● **Written instruction**
Extract the text of each entry below exactly, leaving every image behind.

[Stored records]
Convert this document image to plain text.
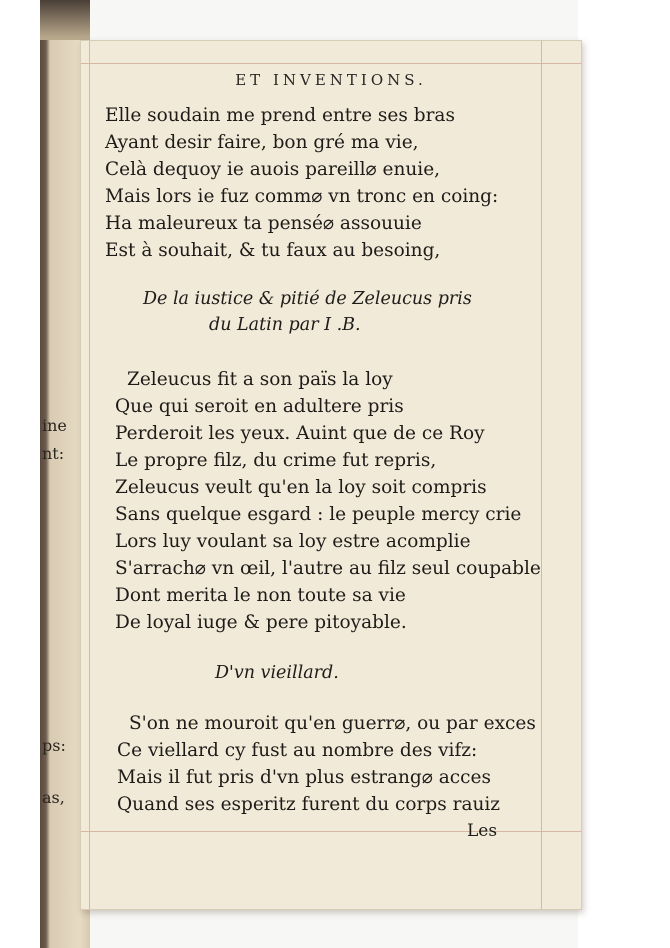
ine
nt:
ps:
as,
ET INVENTIONS.
Elle soudain me prend entre ses bras
Ayant desir faire, bon gré ma vie,
Celà dequoy ie auois pareill⌀ enuie,
Mais lors ie fuz comm⌀ vn tronc en coing:
Ha maleureux ta pensé⌀ assouuie
Est à souhait, & tu faux au besoing,
De la iustice & pitié de Zeleucus pris
du Latin par I .B.
Zeleucus fit a son païs la loy
Que qui seroit en adultere pris
Perderoit les yeux. Auint que de ce Roy
Le propre filz, du crime fut repris,
Zeleucus veult qu'en la loy soit compris
Sans quelque esgard : le peuple mercy crie
Lors luy voulant sa loy estre acomplie
S'arrach⌀ vn œil, l'autre au filz seul coupable
Dont merita le non toute sa vie
De loyal iuge & pere pitoyable.
D'vn vieillard.
S'on ne mouroit qu'en guerr⌀, ou par exces
Ce viellard cy fust au nombre des vifz:
Mais il fut pris d'vn plus estrang⌀ acces
Quand ses esperitz furent du corps rauiz
Les
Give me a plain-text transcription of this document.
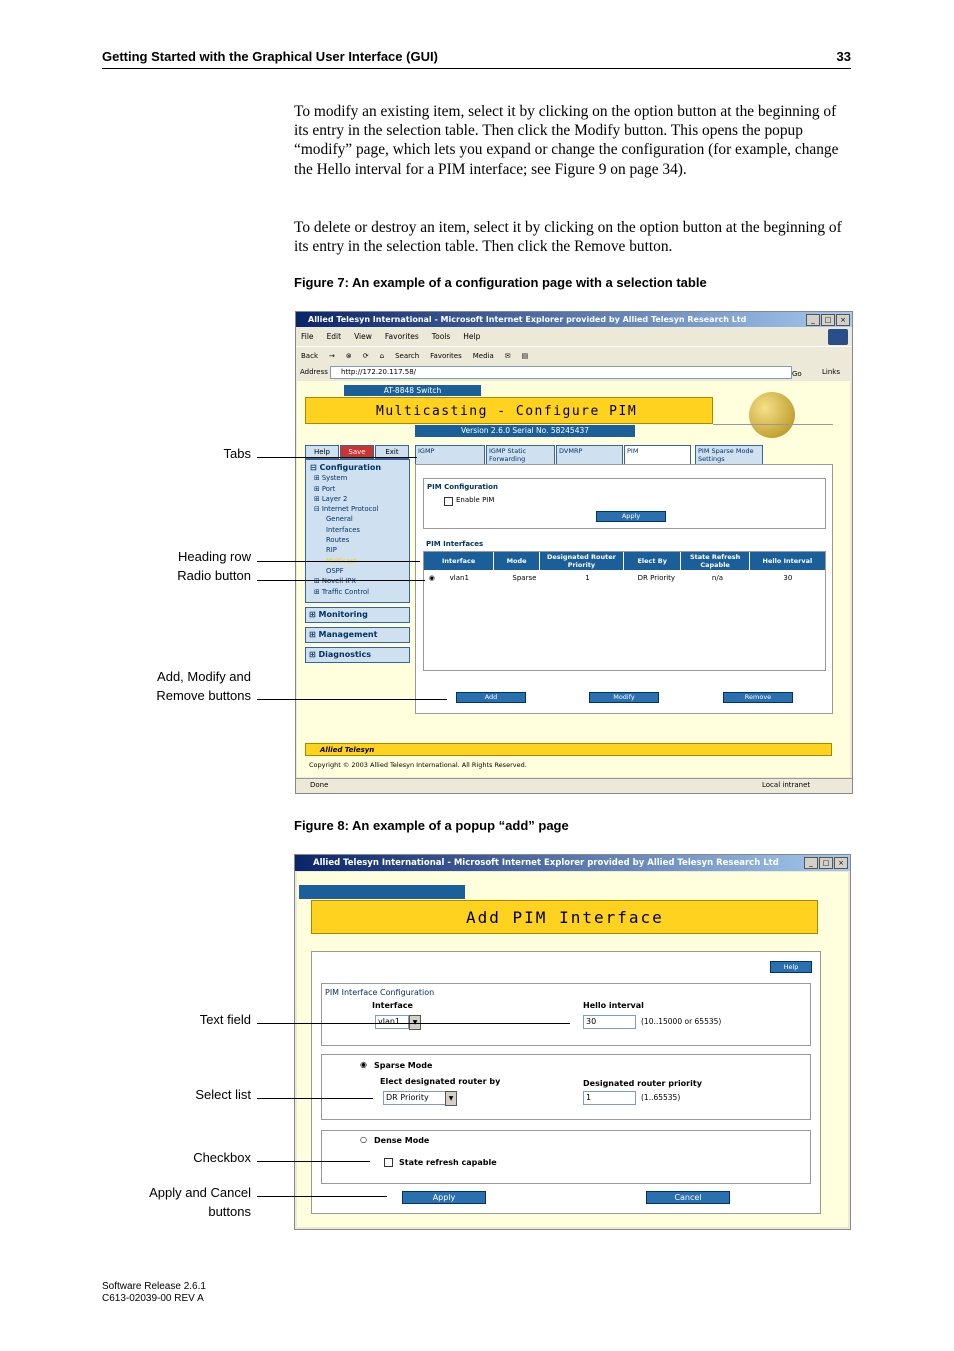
Getting Started with the Graphical User Interface (GUI)	33
To modify an existing item, select it by clicking on the option button at the beginning of its entry in the selection table. Then click the Modify button. This opens the popup “modify” page, which lets you expand or change the configuration (for example, change the Hello interval for a PIM interface; see Figure 9 on page 34).
To delete or destroy an item, select it by clicking on the option button at the beginning of its entry in the selection table. Then click the Remove button.
Figure 7: An example of a configuration page with a selection table
Allied Telesyn International - Microsoft Internet Explorer provided by Allied Telesyn Research Ltd	_	□	×
File Edit View Favorites Tools Help
Back → ⊗ ⟳ ⌂ Search Favorites Media ✉ ▤
Address	http://172.20.117.58/	Go	Links
AT-8848 Switch
Multicasting - Configure PIM
Version 2.6.0 Serial No. 58245437
Help	Save	Exit
⊟ Configuration
⊞ System
⊞ Port
⊞ Layer 2
⊟ Internet Protocol
General
Interfaces
Routes
RIP
Multicast
OSPF
⊞ Novell IPX
⊞ Traffic Control
⊞ Monitoring
⊞ Management
⊞ Diagnostics
IGMP	IGMP Static Forwarding
DVMRP	PIM	PIM Sparse Mode Settings
PIM Configuration
Enable PIM
Apply
PIM Interfaces
Interface	Mode	Designated Router Priority	Elect By	State Refresh Capable	Hello Interval
◉	vlan1	Sparse	1	DR Priority	n/a	30
Add	Modify	Remove
Allied Telesyn
Copyright © 2003 Allied Telesyn International. All Rights Reserved.
Done	Local intranet
Tabs
Heading row
Radio button
Add, Modify and
Remove buttons
Figure 8: An example of a popup “add” page
Allied Telesyn International - Microsoft Internet Explorer provided by Allied Telesyn Research Ltd	_	□	×
Add PIM Interface
Help
PIM Interface Configuration
Interface
vlan1	▼
Hello interval
30	(10..15000 or 65535)
◉ Sparse Mode
Elect designated router by
DR Priority	▼
Designated router priority
1	(1..65535)
○ Dense Mode
State refresh capable
Apply	Cancel
Text field
Select list
Checkbox
Apply and Cancel
buttons
Software Release 2.6.1
C613-02039-00 REV A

● **Written response**
Convert this document image to plain text.
ine
nt:
ps:
as,
ET INVENTIONS.
Elle soudain me prend entre ses bras
Ayant desir faire, bon gré ma vie,
Celà dequoy ie auois pareill⌀ enuie,
Mais lors ie fuz comm⌀ vn tronc en coing:
Ha maleureux ta pensé⌀ assouuie
Est à souhait, & tu faux au besoing,
De la iustice & pitié de Zeleucus pris
du Latin par I .B.
Zeleucus fit a son païs la loy
Que qui seroit en adultere pris
Perderoit les yeux. Auint que de ce Roy
Le propre filz, du crime fut repris,
Zeleucus veult qu'en la loy soit compris
Sans quelque esgard : le peuple mercy crie
Lors luy voulant sa loy estre acomplie
S'arrach⌀ vn œil, l'autre au filz seul coupable
Dont merita le non toute sa vie
De loyal iuge & pere pitoyable.
D'vn vieillard.
S'on ne mouroit qu'en guerr⌀, ou par exces
Ce viellard cy fust au nombre des vifz:
Mais il fut pris d'vn plus estrang⌀ acces
Quand ses esperitz furent du corps rauiz
Les
Give me a plain-text transcription of this document.
Getting Started with the Graphical User Interface (GUI)	33
To modify an existing item, select it by clicking on the option button at the beginning of its entry in the selection table. Then click the Modify button. This opens the popup “modify” page, which lets you expand or change the configuration (for example, change the Hello interval for a PIM interface; see Figure 9 on page 34).
To delete or destroy an item, select it by clicking on the option button at the beginning of its entry in the selection table. Then click the Remove button.
Figure 7: An example of a configuration page with a selection table
Allied Telesyn International - Microsoft Internet Explorer provided by Allied Telesyn Research Ltd	_	□	×
File Edit View Favorites Tools Help
Back → ⊗ ⟳ ⌂ Search Favorites Media ✉ ▤
Address	http://172.20.117.58/	Go	Links
AT-8848 Switch
Multicasting - Configure PIM
Version 2.6.0 Serial No. 58245437
Help	Save	Exit
⊟ Configuration
⊞ System
⊞ Port
⊞ Layer 2
⊟ Internet Protocol
General
Interfaces
Routes
RIP
Multicast
OSPF
⊞ Novell IPX
⊞ Traffic Control
⊞ Monitoring
⊞ Management
⊞ Diagnostics
IGMP	IGMP Static Forwarding
DVMRP	PIM	PIM Sparse Mode Settings
PIM Configuration
Enable PIM
Apply
PIM Interfaces
Interface	Mode	Designated Router Priority	Elect By	State Refresh Capable	Hello Interval
◉	vlan1	Sparse	1	DR Priority	n/a	30
Add	Modify	Remove
Allied Telesyn
Copyright © 2003 Allied Telesyn International. All Rights Reserved.
Done	Local intranet
Tabs
Heading row
Radio button
Add, Modify and
Remove buttons
Figure 8: An example of a popup “add” page
Allied Telesyn International - Microsoft Internet Explorer provided by Allied Telesyn Research Ltd	_	□	×
Add PIM Interface
Help
PIM Interface Configuration
Interface
vlan1	▼
Hello interval
30	(10..15000 or 65535)
◉ Sparse Mode
Elect designated router by
DR Priority	▼
Designated router priority
1	(1..65535)
○ Dense Mode
State refresh capable
Apply	Cancel
Text field
Select list
Checkbox
Apply and Cancel
buttons
Software Release 2.6.1
C613-02039-00 REV A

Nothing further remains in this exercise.